PROBLEM DESCRIPTION: Repeat exactly each line of the data provided below.

************

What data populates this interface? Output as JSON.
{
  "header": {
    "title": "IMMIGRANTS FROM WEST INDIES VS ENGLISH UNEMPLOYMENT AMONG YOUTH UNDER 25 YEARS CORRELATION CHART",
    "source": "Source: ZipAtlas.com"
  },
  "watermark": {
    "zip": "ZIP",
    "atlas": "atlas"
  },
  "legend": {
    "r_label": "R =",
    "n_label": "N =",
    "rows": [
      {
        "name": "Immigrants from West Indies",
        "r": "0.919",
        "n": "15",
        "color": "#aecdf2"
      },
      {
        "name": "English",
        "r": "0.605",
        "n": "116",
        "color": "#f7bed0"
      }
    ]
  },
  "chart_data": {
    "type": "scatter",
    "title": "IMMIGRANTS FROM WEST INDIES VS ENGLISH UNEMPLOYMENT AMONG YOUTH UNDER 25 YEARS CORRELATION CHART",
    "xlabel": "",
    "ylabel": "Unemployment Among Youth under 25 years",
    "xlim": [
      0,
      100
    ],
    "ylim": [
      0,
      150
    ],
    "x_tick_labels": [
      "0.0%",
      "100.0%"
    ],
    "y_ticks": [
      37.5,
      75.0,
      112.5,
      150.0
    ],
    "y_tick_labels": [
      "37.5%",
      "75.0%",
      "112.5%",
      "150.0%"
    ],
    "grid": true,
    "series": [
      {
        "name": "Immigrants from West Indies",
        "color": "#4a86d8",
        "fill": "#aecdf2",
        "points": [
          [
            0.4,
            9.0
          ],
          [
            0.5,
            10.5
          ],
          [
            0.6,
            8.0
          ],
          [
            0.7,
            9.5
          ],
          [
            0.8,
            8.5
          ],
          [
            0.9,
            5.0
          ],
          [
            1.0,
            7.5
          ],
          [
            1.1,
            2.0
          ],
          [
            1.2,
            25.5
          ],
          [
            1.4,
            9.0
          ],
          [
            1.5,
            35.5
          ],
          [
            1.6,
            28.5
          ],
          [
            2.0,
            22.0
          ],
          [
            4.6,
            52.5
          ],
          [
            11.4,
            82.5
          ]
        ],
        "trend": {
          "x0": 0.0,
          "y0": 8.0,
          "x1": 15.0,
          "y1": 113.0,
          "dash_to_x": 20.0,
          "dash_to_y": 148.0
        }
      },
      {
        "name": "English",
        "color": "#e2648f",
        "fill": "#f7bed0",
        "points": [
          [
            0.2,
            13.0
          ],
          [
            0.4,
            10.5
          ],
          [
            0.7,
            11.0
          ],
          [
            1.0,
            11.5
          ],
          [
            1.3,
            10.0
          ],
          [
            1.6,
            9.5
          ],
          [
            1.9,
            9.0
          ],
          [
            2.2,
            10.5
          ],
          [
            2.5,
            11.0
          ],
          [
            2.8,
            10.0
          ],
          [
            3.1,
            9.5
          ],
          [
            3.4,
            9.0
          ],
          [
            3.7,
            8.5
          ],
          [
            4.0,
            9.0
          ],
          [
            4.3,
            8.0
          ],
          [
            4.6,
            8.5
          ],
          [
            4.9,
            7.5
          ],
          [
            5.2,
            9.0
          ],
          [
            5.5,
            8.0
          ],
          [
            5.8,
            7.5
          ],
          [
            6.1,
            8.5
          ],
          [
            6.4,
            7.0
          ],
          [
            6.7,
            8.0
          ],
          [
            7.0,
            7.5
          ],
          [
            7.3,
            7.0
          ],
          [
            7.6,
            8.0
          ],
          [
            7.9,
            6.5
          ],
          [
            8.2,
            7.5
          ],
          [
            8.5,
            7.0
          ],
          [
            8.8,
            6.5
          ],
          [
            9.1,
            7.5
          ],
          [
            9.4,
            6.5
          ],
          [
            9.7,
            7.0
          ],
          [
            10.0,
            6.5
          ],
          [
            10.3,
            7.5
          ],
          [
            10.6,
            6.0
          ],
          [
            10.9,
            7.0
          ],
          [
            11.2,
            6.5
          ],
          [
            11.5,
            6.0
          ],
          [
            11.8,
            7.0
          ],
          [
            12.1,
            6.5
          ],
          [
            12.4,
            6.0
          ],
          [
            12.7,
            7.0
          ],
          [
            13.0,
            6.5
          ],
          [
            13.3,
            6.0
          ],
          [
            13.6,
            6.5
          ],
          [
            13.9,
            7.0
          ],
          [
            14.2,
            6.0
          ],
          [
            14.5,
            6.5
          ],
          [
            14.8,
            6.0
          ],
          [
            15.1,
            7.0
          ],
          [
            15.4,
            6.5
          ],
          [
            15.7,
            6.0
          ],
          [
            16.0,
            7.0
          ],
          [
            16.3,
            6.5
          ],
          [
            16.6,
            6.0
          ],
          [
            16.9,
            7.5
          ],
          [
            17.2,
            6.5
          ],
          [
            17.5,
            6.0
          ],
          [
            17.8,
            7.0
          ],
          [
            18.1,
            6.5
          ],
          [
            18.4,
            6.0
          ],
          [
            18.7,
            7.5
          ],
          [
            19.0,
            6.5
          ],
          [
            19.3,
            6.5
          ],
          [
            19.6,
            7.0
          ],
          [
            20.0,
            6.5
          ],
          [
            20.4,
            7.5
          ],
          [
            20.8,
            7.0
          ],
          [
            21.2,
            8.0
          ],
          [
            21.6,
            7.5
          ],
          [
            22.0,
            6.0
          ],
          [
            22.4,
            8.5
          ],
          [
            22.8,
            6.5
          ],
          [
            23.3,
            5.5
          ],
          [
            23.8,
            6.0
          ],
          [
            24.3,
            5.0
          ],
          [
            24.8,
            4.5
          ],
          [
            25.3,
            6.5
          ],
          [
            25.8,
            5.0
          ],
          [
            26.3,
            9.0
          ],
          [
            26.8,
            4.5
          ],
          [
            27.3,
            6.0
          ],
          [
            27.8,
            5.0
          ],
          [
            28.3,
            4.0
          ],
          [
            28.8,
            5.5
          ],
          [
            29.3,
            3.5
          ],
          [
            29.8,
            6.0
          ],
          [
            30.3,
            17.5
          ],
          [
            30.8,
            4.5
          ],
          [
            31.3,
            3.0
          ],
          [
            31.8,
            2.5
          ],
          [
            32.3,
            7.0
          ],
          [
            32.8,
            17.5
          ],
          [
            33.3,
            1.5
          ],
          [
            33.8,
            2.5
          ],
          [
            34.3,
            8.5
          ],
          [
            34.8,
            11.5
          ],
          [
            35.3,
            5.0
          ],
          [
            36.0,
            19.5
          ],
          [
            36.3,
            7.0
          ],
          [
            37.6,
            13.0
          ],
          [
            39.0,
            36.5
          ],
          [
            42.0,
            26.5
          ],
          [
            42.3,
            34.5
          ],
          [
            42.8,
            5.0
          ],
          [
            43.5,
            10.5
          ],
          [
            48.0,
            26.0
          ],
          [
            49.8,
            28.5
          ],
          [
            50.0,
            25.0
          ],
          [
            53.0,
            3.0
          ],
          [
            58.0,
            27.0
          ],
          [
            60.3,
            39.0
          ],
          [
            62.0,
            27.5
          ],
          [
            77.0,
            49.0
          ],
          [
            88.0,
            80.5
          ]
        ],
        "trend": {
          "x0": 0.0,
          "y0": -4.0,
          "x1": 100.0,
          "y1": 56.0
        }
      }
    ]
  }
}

************

OUTPUT FOR THIS TASK:
What data populates this interface? Output as JSON.
{
  "header": {
    "title": "IMMIGRANTS FROM WEST INDIES VS ENGLISH UNEMPLOYMENT AMONG YOUTH UNDER 25 YEARS CORRELATION CHART",
    "source": "Source: ZipAtlas.com"
  },
  "watermark": {
    "zip": "ZIP",
    "atlas": "atlas"
  },
  "legend": {
    "r_label": "R =",
    "n_label": "N =",
    "rows": [
      {
        "name": "Immigrants from West Indies",
        "r": "0.919",
        "n": "15",
        "color": "#aecdf2"
      },
      {
        "name": "English",
        "r": "0.605",
        "n": "116",
        "color": "#f7bed0"
      }
    ]
  },
  "chart_data": {
    "type": "scatter",
    "title": "IMMIGRANTS FROM WEST INDIES VS ENGLISH UNEMPLOYMENT AMONG YOUTH UNDER 25 YEARS CORRELATION CHART",
    "xlabel": "",
    "ylabel": "Unemployment Among Youth under 25 years",
    "xlim": [
      0,
      100
    ],
    "ylim": [
      0,
      150
    ],
    "x_tick_labels": [
      "0.0%",
      "100.0%"
    ],
    "y_ticks": [
      37.5,
      75.0,
      112.5,
      150.0
    ],
    "y_tick_labels": [
      "37.5%",
      "75.0%",
      "112.5%",
      "150.0%"
    ],
    "grid": true,
    "series": [
      {
        "name": "Immigrants from West Indies",
        "color": "#4a86d8",
        "fill": "#aecdf2",
        "points": [
          [
            0.4,
            9.0
          ],
          [
            0.5,
            10.5
          ],
          [
            0.6,
            8.0
          ],
          [
            0.7,
            9.5
          ],
          [
            0.8,
            8.5
          ],
          [
            0.9,
            5.0
          ],
          [
            1.0,
            7.5
          ],
          [
            1.1,
            2.0
          ],
          [
            1.2,
            25.5
          ],
          [
            1.4,
            9.0
          ],
          [
            1.5,
            35.5
          ],
          [
            1.6,
            28.5
          ],
          [
            2.0,
            22.0
          ],
          [
            4.6,
            52.5
          ],
          [
            11.4,
            82.5
          ]
        ],
        "trend": {
          "x0": 0.0,
          "y0": 8.0,
          "x1": 15.0,
          "y1": 113.0,
          "dash_to_x": 20.0,
          "dash_to_y": 148.0
        }
      },
      {
        "name": "English",
        "color": "#e2648f",
        "fill": "#f7bed0",
        "points": [
          [
            0.2,
            13.0
          ],
          [
            0.4,
            10.5
          ],
          [
            0.7,
            11.0
          ],
          [
            1.0,
            11.5
          ],
          [
            1.3,
            10.0
          ],
          [
            1.6,
            9.5
          ],
          [
            1.9,
            9.0
          ],
          [
            2.2,
            10.5
          ],
          [
            2.5,
            11.0
          ],
          [
            2.8,
            10.0
          ],
          [
            3.1,
            9.5
          ],
          [
            3.4,
            9.0
          ],
          [
            3.7,
            8.5
          ],
          [
            4.0,
            9.0
          ],
          [
            4.3,
            8.0
          ],
          [
            4.6,
            8.5
          ],
          [
            4.9,
            7.5
          ],
          [
            5.2,
            9.0
          ],
          [
            5.5,
            8.0
          ],
          [
            5.8,
            7.5
          ],
          [
            6.1,
            8.5
          ],
          [
            6.4,
            7.0
          ],
          [
            6.7,
            8.0
          ],
          [
            7.0,
            7.5
          ],
          [
            7.3,
            7.0
          ],
          [
            7.6,
            8.0
          ],
          [
            7.9,
            6.5
          ],
          [
            8.2,
            7.5
          ],
          [
            8.5,
            7.0
          ],
          [
            8.8,
            6.5
          ],
          [
            9.1,
            7.5
          ],
          [
            9.4,
            6.5
          ],
          [
            9.7,
            7.0
          ],
          [
            10.0,
            6.5
          ],
          [
            10.3,
            7.5
          ],
          [
            10.6,
            6.0
          ],
          [
            10.9,
            7.0
          ],
          [
            11.2,
            6.5
          ],
          [
            11.5,
            6.0
          ],
          [
            11.8,
            7.0
          ],
          [
            12.1,
            6.5
          ],
          [
            12.4,
            6.0
          ],
          [
            12.7,
            7.0
          ],
          [
            13.0,
            6.5
          ],
          [
            13.3,
            6.0
          ],
          [
            13.6,
            6.5
          ],
          [
            13.9,
            7.0
          ],
          [
            14.2,
            6.0
          ],
          [
            14.5,
            6.5
          ],
          [
            14.8,
            6.0
          ],
          [
            15.1,
            7.0
          ],
          [
            15.4,
            6.5
          ],
          [
            15.7,
            6.0
          ],
          [
            16.0,
            7.0
          ],
          [
            16.3,
            6.5
          ],
          [
            16.6,
            6.0
          ],
          [
            16.9,
            7.5
          ],
          [
            17.2,
            6.5
          ],
          [
            17.5,
            6.0
          ],
          [
            17.8,
            7.0
          ],
          [
            18.1,
            6.5
          ],
          [
            18.4,
            6.0
          ],
          [
            18.7,
            7.5
          ],
          [
            19.0,
            6.5
          ],
          [
            19.3,
            6.5
          ],
          [
            19.6,
            7.0
          ],
          [
            20.0,
            6.5
          ],
          [
            20.4,
            7.5
          ],
          [
            20.8,
            7.0
          ],
          [
            21.2,
            8.0
          ],
          [
            21.6,
            7.5
          ],
          [
            22.0,
            6.0
          ],
          [
            22.4,
            8.5
          ],
          [
            22.8,
            6.5
          ],
          [
            23.3,
            5.5
          ],
          [
            23.8,
            6.0
          ],
          [
            24.3,
            5.0
          ],
          [
            24.8,
            4.5
          ],
          [
            25.3,
            6.5
          ],
          [
            25.8,
            5.0
          ],
          [
            26.3,
            9.0
          ],
          [
            26.8,
            4.5
          ],
          [
            27.3,
            6.0
          ],
          [
            27.8,
            5.0
          ],
          [
            28.3,
            4.0
          ],
          [
            28.8,
            5.5
          ],
          [
            29.3,
            3.5
          ],
          [
            29.8,
            6.0
          ],
          [
            30.3,
            17.5
          ],
          [
            30.8,
            4.5
          ],
          [
            31.3,
            3.0
          ],
          [
            31.8,
            2.5
          ],
          [
            32.3,
            7.0
          ],
          [
            32.8,
            17.5
          ],
          [
            33.3,
            1.5
          ],
          [
            33.8,
            2.5
          ],
          [
            34.3,
            8.5
          ],
          [
            34.8,
            11.5
          ],
          [
            35.3,
            5.0
          ],
          [
            36.0,
            19.5
          ],
          [
            36.3,
            7.0
          ],
          [
            37.6,
            13.0
          ],
          [
            39.0,
            36.5
          ],
          [
            42.0,
            26.5
          ],
          [
            42.3,
            34.5
          ],
          [
            42.8,
            5.0
          ],
          [
            43.5,
            10.5
          ],
          [
            48.0,
            26.0
          ],
          [
            49.8,
            28.5
          ],
          [
            50.0,
            25.0
          ],
          [
            53.0,
            3.0
          ],
          [
            58.0,
            27.0
          ],
          [
            60.3,
            39.0
          ],
          [
            62.0,
            27.5
          ],
          [
            77.0,
            49.0
          ],
          [
            88.0,
            80.5
          ]
        ],
        "trend": {
          "x0": 0.0,
          "y0": -4.0,
          "x1": 100.0,
          "y1": 56.0
        }
      }
    ]
  }
}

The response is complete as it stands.